▸ **REQUIRED WORK**
Images appear in the records below; leave them out and repeat everything else exactly.

**** MATERIALS PROVIDED

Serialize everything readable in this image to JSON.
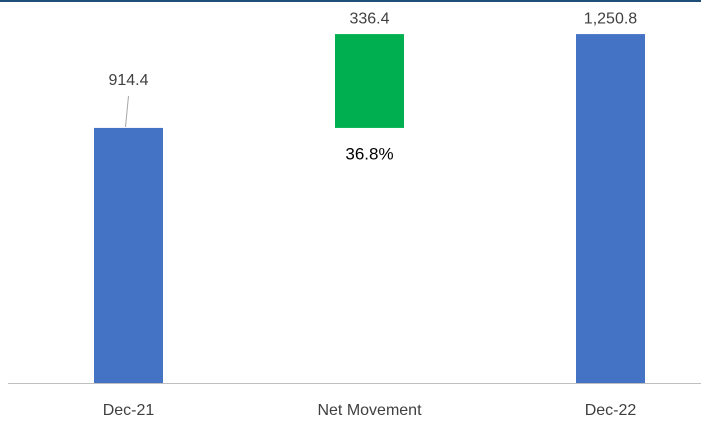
{
  "chart_data": {
    "type": "waterfall",
    "categories": [
      "Dec-21",
      "Net Movement",
      "Dec-22"
    ],
    "values": [
      914.4,
      336.4,
      1250.8
    ],
    "value_labels": [
      "914.4",
      "336.4",
      "1,250.8"
    ],
    "measures": [
      "absolute",
      "relative",
      "total"
    ],
    "colors": [
      "#4472c4",
      "#00b050",
      "#4472c4"
    ],
    "annotation": "36.8%",
    "ylim": [
      0,
      1373
    ]
  }
}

********

▸ **FULL OUTPUT**
Serialize everything readable in this image to JSON.
{
  "chart_data": {
    "type": "waterfall",
    "categories": [
      "Dec-21",
      "Net Movement",
      "Dec-22"
    ],
    "values": [
      914.4,
      336.4,
      1250.8
    ],
    "value_labels": [
      "914.4",
      "336.4",
      "1,250.8"
    ],
    "measures": [
      "absolute",
      "relative",
      "total"
    ],
    "colors": [
      "#4472c4",
      "#00b050",
      "#4472c4"
    ],
    "annotation": "36.8%",
    "ylim": [
      0,
      1373
    ]
  }
}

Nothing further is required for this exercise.